> _EXERCISE AIM_: Copy out the data exactly, leaving the pictures behind.

> _ENTRIES SHOWN_:
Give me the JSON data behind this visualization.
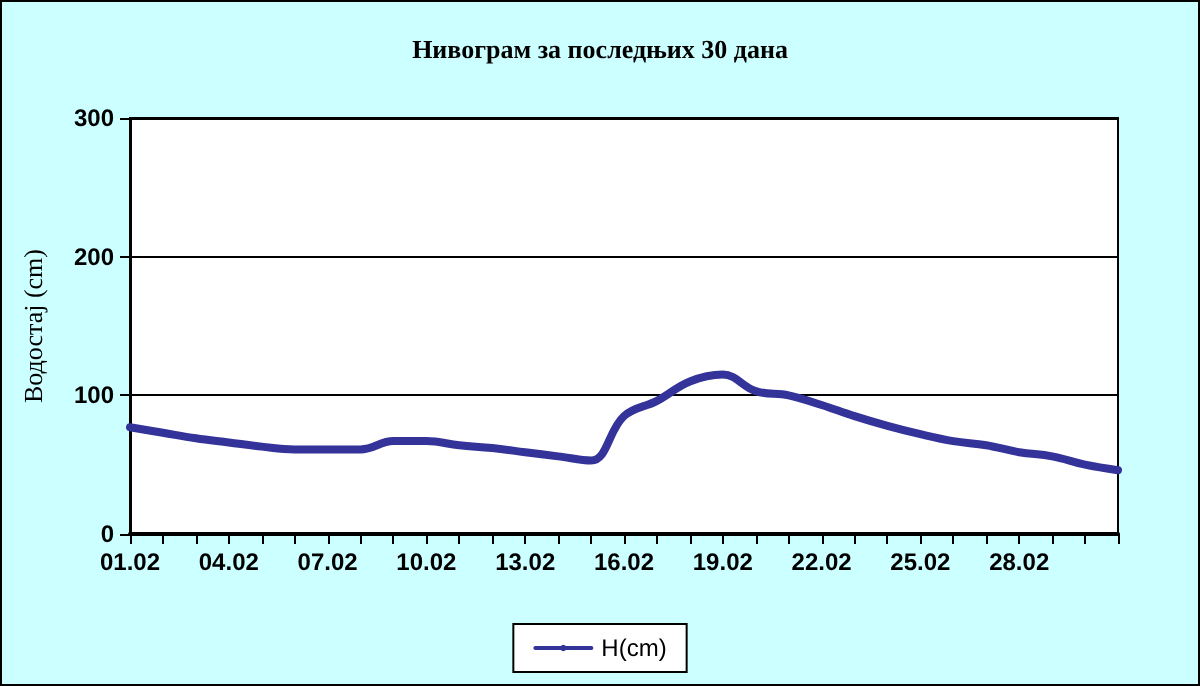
{
  "chart_data": {
    "type": "line",
    "title": "Нивограм за последњих 30 дана",
    "ylabel": "Водостај (cm)",
    "categories": [
      "01.02",
      null,
      null,
      "04.02",
      null,
      null,
      "07.02",
      null,
      null,
      "10.02",
      null,
      null,
      "13.02",
      null,
      null,
      "16.02",
      null,
      null,
      "19.02",
      null,
      null,
      "22.02",
      null,
      null,
      "25.02",
      null,
      null,
      "28.02",
      null,
      null,
      null
    ],
    "series": [
      {
        "name": "H(cm)",
        "color": "#333399",
        "values": [
          77,
          73,
          69,
          66,
          63,
          61,
          61,
          61,
          67,
          67,
          64,
          62,
          59,
          56,
          53,
          85,
          96,
          110,
          115,
          103,
          100,
          93,
          85,
          78,
          72,
          67,
          64,
          59,
          56,
          50,
          46
        ]
      }
    ],
    "ylim": [
      0,
      300
    ],
    "yticks": [
      0,
      100,
      200,
      300
    ],
    "grid": "y",
    "legend": "bottom",
    "marker": "none",
    "line_style": "solid"
  }
}
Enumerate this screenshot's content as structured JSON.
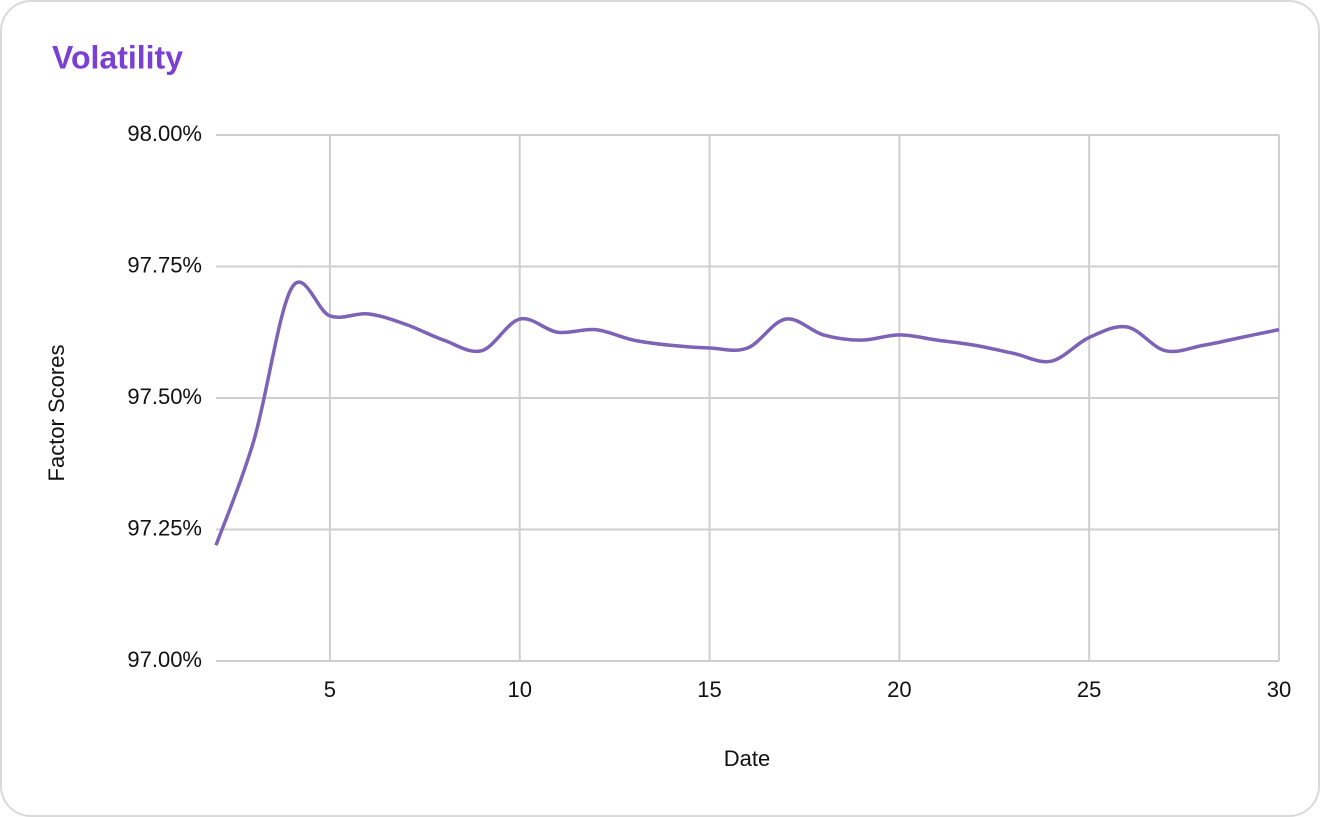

> _EXPECTED OUTPUT_:
Give me the JSON data behind this visualization.
{
  "chart_data": {
    "type": "line",
    "title": "Нивограм за последњих 30 дана",
    "ylabel": "Водостај (cm)",
    "categories": [
      "01.02",
      null,
      null,
      "04.02",
      null,
      null,
      "07.02",
      null,
      null,
      "10.02",
      null,
      null,
      "13.02",
      null,
      null,
      "16.02",
      null,
      null,
      "19.02",
      null,
      null,
      "22.02",
      null,
      null,
      "25.02",
      null,
      null,
      "28.02",
      null,
      null,
      null
    ],
    "series": [
      {
        "name": "H(cm)",
        "color": "#333399",
        "values": [
          77,
          73,
          69,
          66,
          63,
          61,
          61,
          61,
          67,
          67,
          64,
          62,
          59,
          56,
          53,
          85,
          96,
          110,
          115,
          103,
          100,
          93,
          85,
          78,
          72,
          67,
          64,
          59,
          56,
          50,
          46
        ]
      }
    ],
    "ylim": [
      0,
      300
    ],
    "yticks": [
      0,
      100,
      200,
      300
    ],
    "grid": "y",
    "legend": "bottom",
    "marker": "none",
    "line_style": "solid"
  }
}
Enumerate this screenshot's content as structured JSON.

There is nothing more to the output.